Source material –
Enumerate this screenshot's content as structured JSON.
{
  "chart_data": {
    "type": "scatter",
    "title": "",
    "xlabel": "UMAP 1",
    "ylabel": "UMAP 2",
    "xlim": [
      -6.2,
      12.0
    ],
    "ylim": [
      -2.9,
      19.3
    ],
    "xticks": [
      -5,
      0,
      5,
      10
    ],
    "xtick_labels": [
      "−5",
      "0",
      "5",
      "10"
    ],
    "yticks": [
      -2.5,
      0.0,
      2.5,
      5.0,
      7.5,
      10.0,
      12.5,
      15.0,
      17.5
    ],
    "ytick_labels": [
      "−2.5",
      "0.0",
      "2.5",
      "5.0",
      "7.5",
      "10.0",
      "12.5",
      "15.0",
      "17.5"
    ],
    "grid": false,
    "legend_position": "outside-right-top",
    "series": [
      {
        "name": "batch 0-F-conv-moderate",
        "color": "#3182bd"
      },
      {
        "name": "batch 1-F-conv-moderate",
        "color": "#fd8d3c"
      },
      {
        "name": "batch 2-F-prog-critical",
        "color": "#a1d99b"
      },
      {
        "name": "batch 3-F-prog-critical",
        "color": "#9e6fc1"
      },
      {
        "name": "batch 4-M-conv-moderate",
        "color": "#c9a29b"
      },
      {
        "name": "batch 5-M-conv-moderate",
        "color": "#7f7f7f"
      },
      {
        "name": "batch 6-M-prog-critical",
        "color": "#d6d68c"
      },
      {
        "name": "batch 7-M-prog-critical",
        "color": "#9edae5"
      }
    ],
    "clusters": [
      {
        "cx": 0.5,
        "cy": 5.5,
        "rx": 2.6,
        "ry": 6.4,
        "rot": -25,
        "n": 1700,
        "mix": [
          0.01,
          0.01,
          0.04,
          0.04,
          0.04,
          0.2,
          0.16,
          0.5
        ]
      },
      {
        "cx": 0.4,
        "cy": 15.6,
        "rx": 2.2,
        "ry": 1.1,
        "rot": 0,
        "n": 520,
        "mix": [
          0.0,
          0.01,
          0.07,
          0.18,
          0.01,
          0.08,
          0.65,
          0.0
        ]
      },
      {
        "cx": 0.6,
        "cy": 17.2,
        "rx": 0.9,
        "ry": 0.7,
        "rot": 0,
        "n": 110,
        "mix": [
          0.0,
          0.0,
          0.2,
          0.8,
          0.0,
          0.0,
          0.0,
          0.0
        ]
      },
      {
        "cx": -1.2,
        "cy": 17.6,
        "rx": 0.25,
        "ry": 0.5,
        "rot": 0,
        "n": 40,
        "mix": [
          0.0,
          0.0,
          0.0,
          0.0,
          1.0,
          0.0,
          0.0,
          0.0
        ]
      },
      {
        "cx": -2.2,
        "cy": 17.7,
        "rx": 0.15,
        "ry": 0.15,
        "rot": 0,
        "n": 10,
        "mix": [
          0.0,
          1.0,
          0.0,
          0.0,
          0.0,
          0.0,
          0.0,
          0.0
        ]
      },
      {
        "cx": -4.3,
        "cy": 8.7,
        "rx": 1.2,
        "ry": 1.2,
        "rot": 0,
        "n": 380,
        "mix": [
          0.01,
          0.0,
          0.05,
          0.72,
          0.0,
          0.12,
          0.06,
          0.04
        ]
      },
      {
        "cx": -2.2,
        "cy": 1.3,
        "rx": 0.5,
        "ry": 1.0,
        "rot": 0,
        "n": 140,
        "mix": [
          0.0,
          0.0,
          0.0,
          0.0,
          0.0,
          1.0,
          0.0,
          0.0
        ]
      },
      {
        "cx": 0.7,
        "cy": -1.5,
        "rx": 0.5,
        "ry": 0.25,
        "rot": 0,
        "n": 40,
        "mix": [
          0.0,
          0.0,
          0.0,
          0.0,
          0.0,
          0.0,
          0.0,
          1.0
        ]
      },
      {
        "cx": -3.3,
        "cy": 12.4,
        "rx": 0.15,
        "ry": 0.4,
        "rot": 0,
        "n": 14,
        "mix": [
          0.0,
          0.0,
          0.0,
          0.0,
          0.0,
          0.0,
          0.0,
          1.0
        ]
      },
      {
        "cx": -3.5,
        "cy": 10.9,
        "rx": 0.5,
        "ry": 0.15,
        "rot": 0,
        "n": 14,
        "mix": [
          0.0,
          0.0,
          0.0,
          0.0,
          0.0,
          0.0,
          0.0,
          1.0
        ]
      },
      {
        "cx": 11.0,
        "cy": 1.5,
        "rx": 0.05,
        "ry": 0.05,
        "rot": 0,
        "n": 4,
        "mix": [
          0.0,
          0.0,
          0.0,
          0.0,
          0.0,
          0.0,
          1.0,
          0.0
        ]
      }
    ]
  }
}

Problem – Every line above should be retyped exactly as given.

Result for this exercise –
Enumerate this screenshot's content as structured JSON.
{
  "chart_data": {
    "type": "scatter",
    "title": "",
    "xlabel": "UMAP 1",
    "ylabel": "UMAP 2",
    "xlim": [
      -6.2,
      12.0
    ],
    "ylim": [
      -2.9,
      19.3
    ],
    "xticks": [
      -5,
      0,
      5,
      10
    ],
    "xtick_labels": [
      "−5",
      "0",
      "5",
      "10"
    ],
    "yticks": [
      -2.5,
      0.0,
      2.5,
      5.0,
      7.5,
      10.0,
      12.5,
      15.0,
      17.5
    ],
    "ytick_labels": [
      "−2.5",
      "0.0",
      "2.5",
      "5.0",
      "7.5",
      "10.0",
      "12.5",
      "15.0",
      "17.5"
    ],
    "grid": false,
    "legend_position": "outside-right-top",
    "series": [
      {
        "name": "batch 0-F-conv-moderate",
        "color": "#3182bd"
      },
      {
        "name": "batch 1-F-conv-moderate",
        "color": "#fd8d3c"
      },
      {
        "name": "batch 2-F-prog-critical",
        "color": "#a1d99b"
      },
      {
        "name": "batch 3-F-prog-critical",
        "color": "#9e6fc1"
      },
      {
        "name": "batch 4-M-conv-moderate",
        "color": "#c9a29b"
      },
      {
        "name": "batch 5-M-conv-moderate",
        "color": "#7f7f7f"
      },
      {
        "name": "batch 6-M-prog-critical",
        "color": "#d6d68c"
      },
      {
        "name": "batch 7-M-prog-critical",
        "color": "#9edae5"
      }
    ],
    "clusters": [
      {
        "cx": 0.5,
        "cy": 5.5,
        "rx": 2.6,
        "ry": 6.4,
        "rot": -25,
        "n": 1700,
        "mix": [
          0.01,
          0.01,
          0.04,
          0.04,
          0.04,
          0.2,
          0.16,
          0.5
        ]
      },
      {
        "cx": 0.4,
        "cy": 15.6,
        "rx": 2.2,
        "ry": 1.1,
        "rot": 0,
        "n": 520,
        "mix": [
          0.0,
          0.01,
          0.07,
          0.18,
          0.01,
          0.08,
          0.65,
          0.0
        ]
      },
      {
        "cx": 0.6,
        "cy": 17.2,
        "rx": 0.9,
        "ry": 0.7,
        "rot": 0,
        "n": 110,
        "mix": [
          0.0,
          0.0,
          0.2,
          0.8,
          0.0,
          0.0,
          0.0,
          0.0
        ]
      },
      {
        "cx": -1.2,
        "cy": 17.6,
        "rx": 0.25,
        "ry": 0.5,
        "rot": 0,
        "n": 40,
        "mix": [
          0.0,
          0.0,
          0.0,
          0.0,
          1.0,
          0.0,
          0.0,
          0.0
        ]
      },
      {
        "cx": -2.2,
        "cy": 17.7,
        "rx": 0.15,
        "ry": 0.15,
        "rot": 0,
        "n": 10,
        "mix": [
          0.0,
          1.0,
          0.0,
          0.0,
          0.0,
          0.0,
          0.0,
          0.0
        ]
      },
      {
        "cx": -4.3,
        "cy": 8.7,
        "rx": 1.2,
        "ry": 1.2,
        "rot": 0,
        "n": 380,
        "mix": [
          0.01,
          0.0,
          0.05,
          0.72,
          0.0,
          0.12,
          0.06,
          0.04
        ]
      },
      {
        "cx": -2.2,
        "cy": 1.3,
        "rx": 0.5,
        "ry": 1.0,
        "rot": 0,
        "n": 140,
        "mix": [
          0.0,
          0.0,
          0.0,
          0.0,
          0.0,
          1.0,
          0.0,
          0.0
        ]
      },
      {
        "cx": 0.7,
        "cy": -1.5,
        "rx": 0.5,
        "ry": 0.25,
        "rot": 0,
        "n": 40,
        "mix": [
          0.0,
          0.0,
          0.0,
          0.0,
          0.0,
          0.0,
          0.0,
          1.0
        ]
      },
      {
        "cx": -3.3,
        "cy": 12.4,
        "rx": 0.15,
        "ry": 0.4,
        "rot": 0,
        "n": 14,
        "mix": [
          0.0,
          0.0,
          0.0,
          0.0,
          0.0,
          0.0,
          0.0,
          1.0
        ]
      },
      {
        "cx": -3.5,
        "cy": 10.9,
        "rx": 0.5,
        "ry": 0.15,
        "rot": 0,
        "n": 14,
        "mix": [
          0.0,
          0.0,
          0.0,
          0.0,
          0.0,
          0.0,
          0.0,
          1.0
        ]
      },
      {
        "cx": 11.0,
        "cy": 1.5,
        "rx": 0.05,
        "ry": 0.05,
        "rot": 0,
        "n": 4,
        "mix": [
          0.0,
          0.0,
          0.0,
          0.0,
          0.0,
          0.0,
          1.0,
          0.0
        ]
      }
    ]
  }
}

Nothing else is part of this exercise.